*Aim of the task*
All of the listing below must be repeated word for word. Pictures are the only thing to omit.

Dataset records
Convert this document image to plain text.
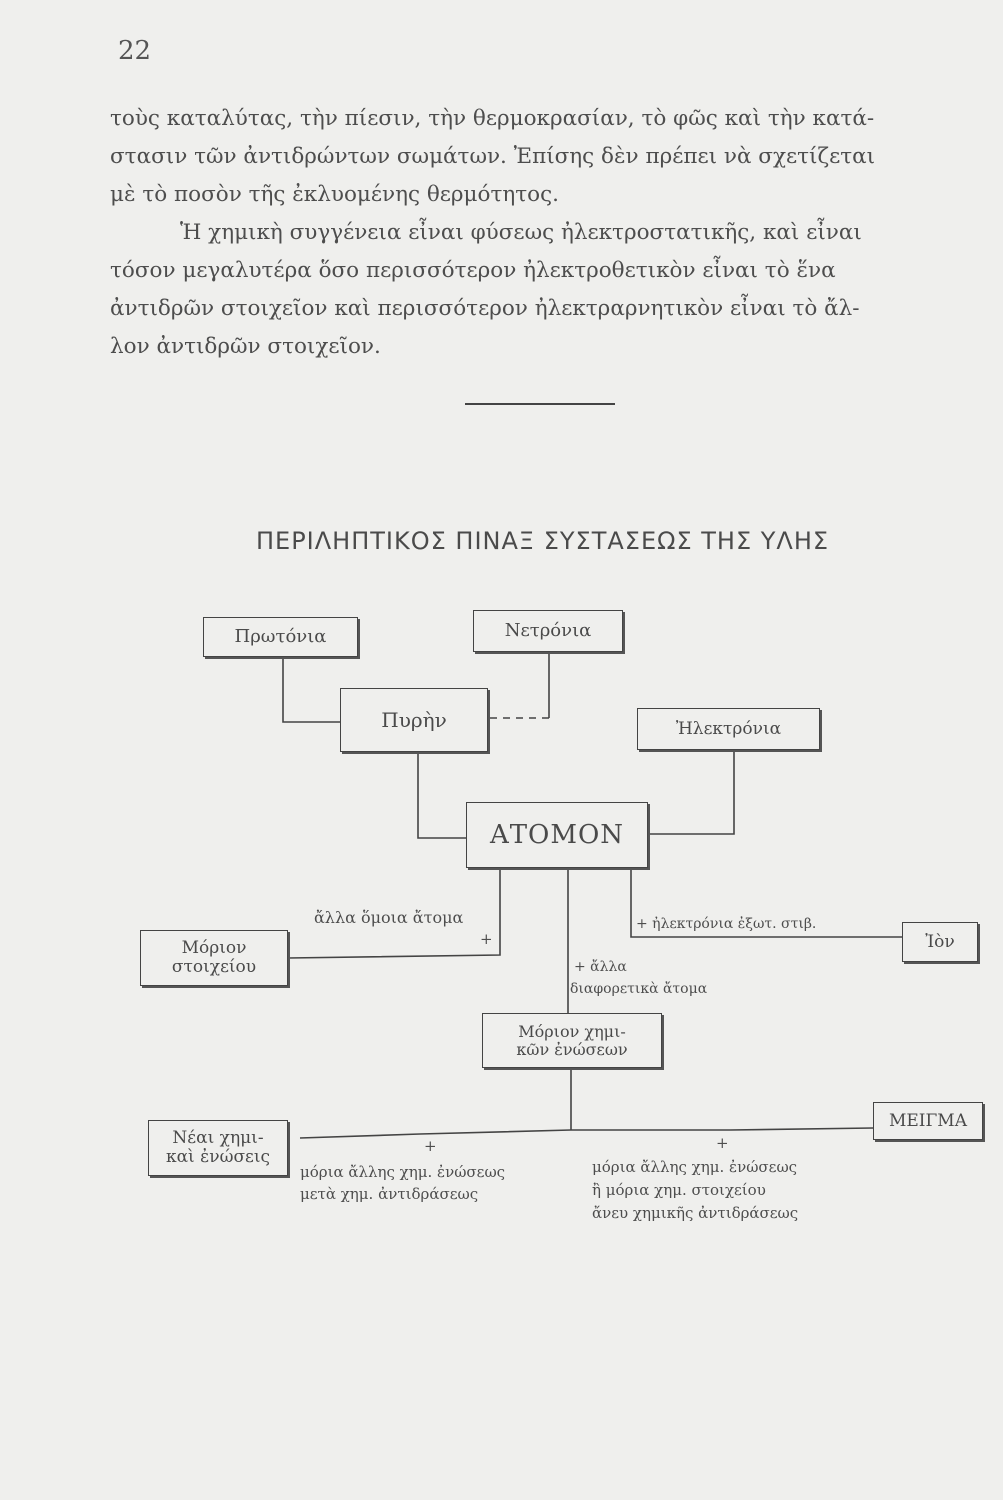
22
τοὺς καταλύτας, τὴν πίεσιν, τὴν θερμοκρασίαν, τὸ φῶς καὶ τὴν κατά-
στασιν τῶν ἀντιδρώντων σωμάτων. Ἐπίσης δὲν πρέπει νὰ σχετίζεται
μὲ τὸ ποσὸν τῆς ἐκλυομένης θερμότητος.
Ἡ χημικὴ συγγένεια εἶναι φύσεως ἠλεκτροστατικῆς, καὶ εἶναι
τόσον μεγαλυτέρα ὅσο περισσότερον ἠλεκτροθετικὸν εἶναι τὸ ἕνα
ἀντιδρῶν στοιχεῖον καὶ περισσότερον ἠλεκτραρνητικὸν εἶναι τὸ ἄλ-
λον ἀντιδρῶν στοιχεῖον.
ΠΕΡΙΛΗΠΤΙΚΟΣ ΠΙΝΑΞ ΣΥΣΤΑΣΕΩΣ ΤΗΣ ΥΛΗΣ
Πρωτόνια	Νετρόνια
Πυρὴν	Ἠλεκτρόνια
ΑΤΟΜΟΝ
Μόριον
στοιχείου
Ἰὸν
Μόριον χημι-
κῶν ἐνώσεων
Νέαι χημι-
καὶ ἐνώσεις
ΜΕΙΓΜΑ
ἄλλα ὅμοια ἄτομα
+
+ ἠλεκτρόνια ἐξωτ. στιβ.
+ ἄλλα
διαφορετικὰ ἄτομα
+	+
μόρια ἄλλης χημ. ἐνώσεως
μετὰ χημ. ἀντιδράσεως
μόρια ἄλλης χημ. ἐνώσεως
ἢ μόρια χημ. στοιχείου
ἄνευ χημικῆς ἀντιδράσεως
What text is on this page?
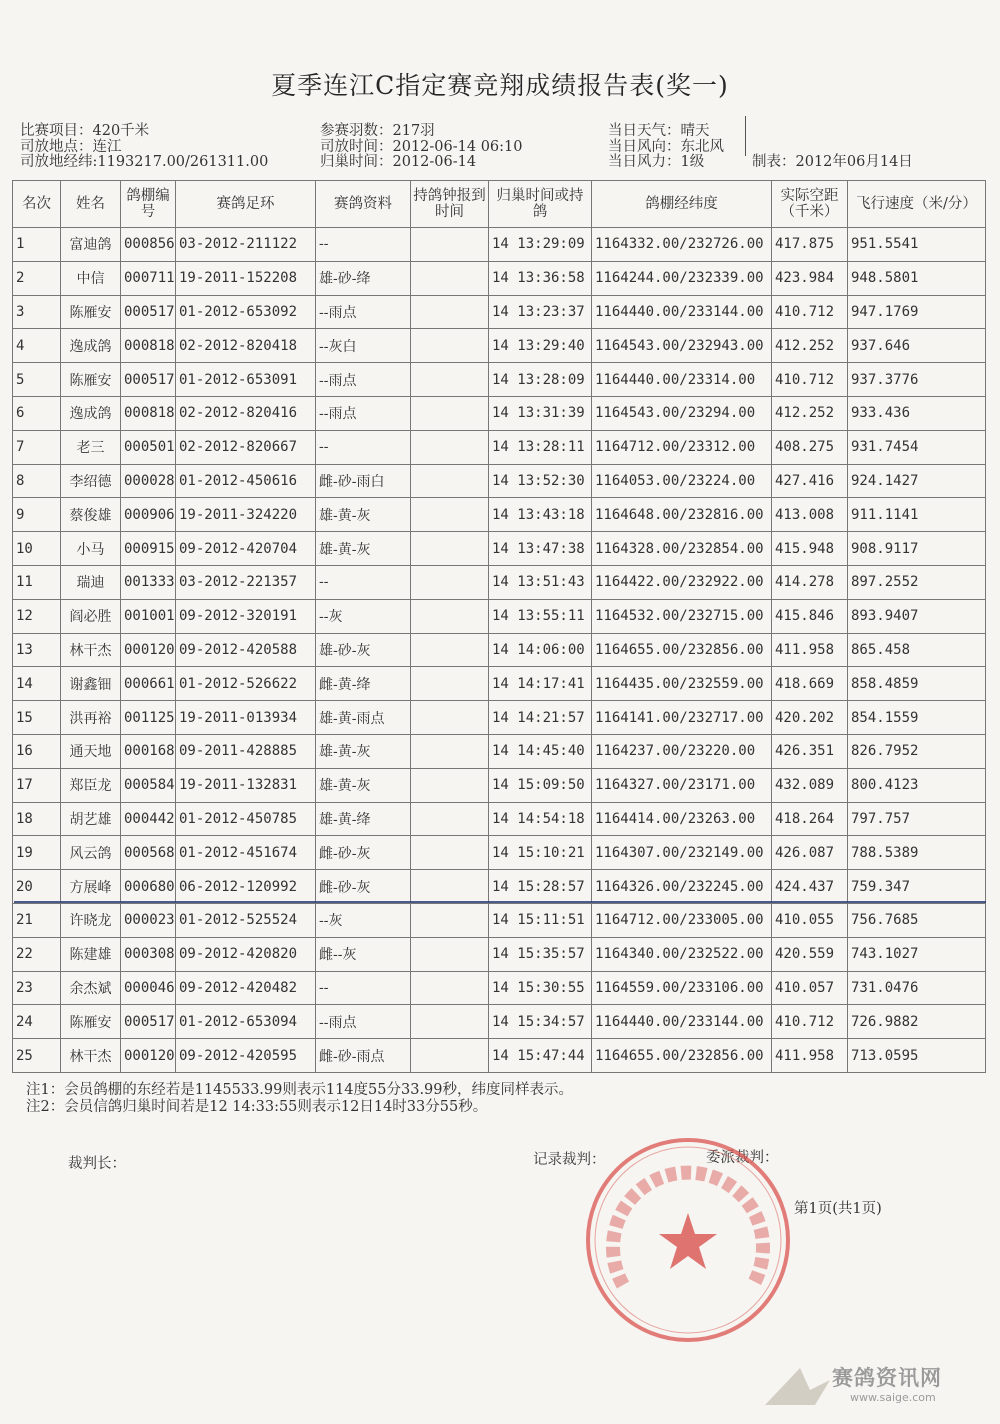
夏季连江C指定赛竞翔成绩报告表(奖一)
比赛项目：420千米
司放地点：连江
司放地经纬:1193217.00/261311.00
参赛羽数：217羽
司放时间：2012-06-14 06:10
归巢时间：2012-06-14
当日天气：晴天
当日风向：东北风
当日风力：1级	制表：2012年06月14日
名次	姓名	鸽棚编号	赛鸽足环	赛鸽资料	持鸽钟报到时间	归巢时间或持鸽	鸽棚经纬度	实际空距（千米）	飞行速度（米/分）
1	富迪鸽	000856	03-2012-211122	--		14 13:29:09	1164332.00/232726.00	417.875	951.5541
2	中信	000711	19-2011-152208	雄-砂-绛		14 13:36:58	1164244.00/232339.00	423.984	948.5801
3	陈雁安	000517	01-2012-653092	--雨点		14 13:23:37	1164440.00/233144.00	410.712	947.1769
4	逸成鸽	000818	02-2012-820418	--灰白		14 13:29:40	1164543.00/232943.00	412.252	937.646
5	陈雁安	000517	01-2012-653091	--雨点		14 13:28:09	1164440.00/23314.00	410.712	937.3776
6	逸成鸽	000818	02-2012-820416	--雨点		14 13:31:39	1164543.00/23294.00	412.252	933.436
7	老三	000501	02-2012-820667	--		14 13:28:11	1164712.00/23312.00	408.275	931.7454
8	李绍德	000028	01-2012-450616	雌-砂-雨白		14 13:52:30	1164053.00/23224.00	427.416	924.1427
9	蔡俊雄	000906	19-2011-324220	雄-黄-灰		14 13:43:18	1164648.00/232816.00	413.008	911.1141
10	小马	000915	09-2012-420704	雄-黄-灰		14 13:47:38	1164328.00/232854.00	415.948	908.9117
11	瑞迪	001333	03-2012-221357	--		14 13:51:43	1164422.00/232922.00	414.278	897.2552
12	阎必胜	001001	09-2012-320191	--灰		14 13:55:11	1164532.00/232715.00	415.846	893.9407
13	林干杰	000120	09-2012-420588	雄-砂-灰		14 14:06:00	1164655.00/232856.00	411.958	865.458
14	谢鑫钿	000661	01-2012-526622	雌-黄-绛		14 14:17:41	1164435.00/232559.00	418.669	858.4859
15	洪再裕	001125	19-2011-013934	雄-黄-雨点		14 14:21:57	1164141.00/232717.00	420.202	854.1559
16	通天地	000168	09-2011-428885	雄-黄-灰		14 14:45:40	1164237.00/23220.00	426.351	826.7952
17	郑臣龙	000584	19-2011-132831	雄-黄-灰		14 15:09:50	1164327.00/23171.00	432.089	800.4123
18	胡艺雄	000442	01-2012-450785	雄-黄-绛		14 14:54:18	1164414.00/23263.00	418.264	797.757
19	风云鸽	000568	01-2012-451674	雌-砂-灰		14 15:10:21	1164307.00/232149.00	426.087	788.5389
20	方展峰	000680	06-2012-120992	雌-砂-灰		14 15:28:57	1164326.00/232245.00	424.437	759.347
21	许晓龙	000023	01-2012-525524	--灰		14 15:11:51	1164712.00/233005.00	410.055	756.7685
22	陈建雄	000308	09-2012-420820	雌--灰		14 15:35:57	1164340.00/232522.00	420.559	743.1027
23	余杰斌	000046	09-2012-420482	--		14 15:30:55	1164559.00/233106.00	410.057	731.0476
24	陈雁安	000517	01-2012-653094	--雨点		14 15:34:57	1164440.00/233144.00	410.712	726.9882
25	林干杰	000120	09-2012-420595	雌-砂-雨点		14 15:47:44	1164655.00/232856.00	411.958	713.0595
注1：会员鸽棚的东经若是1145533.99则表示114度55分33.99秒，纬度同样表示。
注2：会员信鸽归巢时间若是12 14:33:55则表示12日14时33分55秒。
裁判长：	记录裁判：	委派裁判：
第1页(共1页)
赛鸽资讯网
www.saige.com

*Problem solution*
Convert this document image to plain text.
22
τοὺς καταλύτας, τὴν πίεσιν, τὴν θερμοκρασίαν, τὸ φῶς καὶ τὴν κατά-
στασιν τῶν ἀντιδρώντων σωμάτων. Ἐπίσης δὲν πρέπει νὰ σχετίζεται
μὲ τὸ ποσὸν τῆς ἐκλυομένης θερμότητος.
Ἡ χημικὴ συγγένεια εἶναι φύσεως ἠλεκτροστατικῆς, καὶ εἶναι
τόσον μεγαλυτέρα ὅσο περισσότερον ἠλεκτροθετικὸν εἶναι τὸ ἕνα
ἀντιδρῶν στοιχεῖον καὶ περισσότερον ἠλεκτραρνητικὸν εἶναι τὸ ἄλ-
λον ἀντιδρῶν στοιχεῖον.
ΠΕΡΙΛΗΠΤΙΚΟΣ ΠΙΝΑΞ ΣΥΣΤΑΣΕΩΣ ΤΗΣ ΥΛΗΣ
Πρωτόνια	Νετρόνια
Πυρὴν	Ἠλεκτρόνια
ΑΤΟΜΟΝ
Μόριον
στοιχείου
Ἰὸν
Μόριον χημι-
κῶν ἐνώσεων
Νέαι χημι-
καὶ ἐνώσεις
ΜΕΙΓΜΑ
ἄλλα ὅμοια ἄτομα
+
+ ἠλεκτρόνια ἐξωτ. στιβ.
+ ἄλλα
διαφορετικὰ ἄτομα
+	+
μόρια ἄλλης χημ. ἐνώσεως
μετὰ χημ. ἀντιδράσεως
μόρια ἄλλης χημ. ἐνώσεως
ἢ μόρια χημ. στοιχείου
ἄνευ χημικῆς ἀντιδράσεως
What text is on this page?
夏季连江C指定赛竞翔成绩报告表(奖一)
比赛项目：420千米
司放地点：连江
司放地经纬:1193217.00/261311.00
参赛羽数：217羽
司放时间：2012-06-14 06:10
归巢时间：2012-06-14
当日天气：晴天
当日风向：东北风
当日风力：1级	制表：2012年06月14日
名次	姓名	鸽棚编号	赛鸽足环	赛鸽资料	持鸽钟报到时间	归巢时间或持鸽	鸽棚经纬度	实际空距（千米）	飞行速度（米/分）
1	富迪鸽	000856	03-2012-211122	--		14 13:29:09	1164332.00/232726.00	417.875	951.5541
2	中信	000711	19-2011-152208	雄-砂-绛		14 13:36:58	1164244.00/232339.00	423.984	948.5801
3	陈雁安	000517	01-2012-653092	--雨点		14 13:23:37	1164440.00/233144.00	410.712	947.1769
4	逸成鸽	000818	02-2012-820418	--灰白		14 13:29:40	1164543.00/232943.00	412.252	937.646
5	陈雁安	000517	01-2012-653091	--雨点		14 13:28:09	1164440.00/23314.00	410.712	937.3776
6	逸成鸽	000818	02-2012-820416	--雨点		14 13:31:39	1164543.00/23294.00	412.252	933.436
7	老三	000501	02-2012-820667	--		14 13:28:11	1164712.00/23312.00	408.275	931.7454
8	李绍德	000028	01-2012-450616	雌-砂-雨白		14 13:52:30	1164053.00/23224.00	427.416	924.1427
9	蔡俊雄	000906	19-2011-324220	雄-黄-灰		14 13:43:18	1164648.00/232816.00	413.008	911.1141
10	小马	000915	09-2012-420704	雄-黄-灰		14 13:47:38	1164328.00/232854.00	415.948	908.9117
11	瑞迪	001333	03-2012-221357	--		14 13:51:43	1164422.00/232922.00	414.278	897.2552
12	阎必胜	001001	09-2012-320191	--灰		14 13:55:11	1164532.00/232715.00	415.846	893.9407
13	林干杰	000120	09-2012-420588	雄-砂-灰		14 14:06:00	1164655.00/232856.00	411.958	865.458
14	谢鑫钿	000661	01-2012-526622	雌-黄-绛		14 14:17:41	1164435.00/232559.00	418.669	858.4859
15	洪再裕	001125	19-2011-013934	雄-黄-雨点		14 14:21:57	1164141.00/232717.00	420.202	854.1559
16	通天地	000168	09-2011-428885	雄-黄-灰		14 14:45:40	1164237.00/23220.00	426.351	826.7952
17	郑臣龙	000584	19-2011-132831	雄-黄-灰		14 15:09:50	1164327.00/23171.00	432.089	800.4123
18	胡艺雄	000442	01-2012-450785	雄-黄-绛		14 14:54:18	1164414.00/23263.00	418.264	797.757
19	风云鸽	000568	01-2012-451674	雌-砂-灰		14 15:10:21	1164307.00/232149.00	426.087	788.5389
20	方展峰	000680	06-2012-120992	雌-砂-灰		14 15:28:57	1164326.00/232245.00	424.437	759.347
21	许晓龙	000023	01-2012-525524	--灰		14 15:11:51	1164712.00/233005.00	410.055	756.7685
22	陈建雄	000308	09-2012-420820	雌--灰		14 15:35:57	1164340.00/232522.00	420.559	743.1027
23	余杰斌	000046	09-2012-420482	--		14 15:30:55	1164559.00/233106.00	410.057	731.0476
24	陈雁安	000517	01-2012-653094	--雨点		14 15:34:57	1164440.00/233144.00	410.712	726.9882
25	林干杰	000120	09-2012-420595	雌-砂-雨点		14 15:47:44	1164655.00/232856.00	411.958	713.0595
注1：会员鸽棚的东经若是1145533.99则表示114度55分33.99秒，纬度同样表示。
注2：会员信鸽归巢时间若是12 14:33:55则表示12日14时33分55秒。
裁判长：	记录裁判：	委派裁判：
第1页(共1页)
赛鸽资讯网
www.saige.com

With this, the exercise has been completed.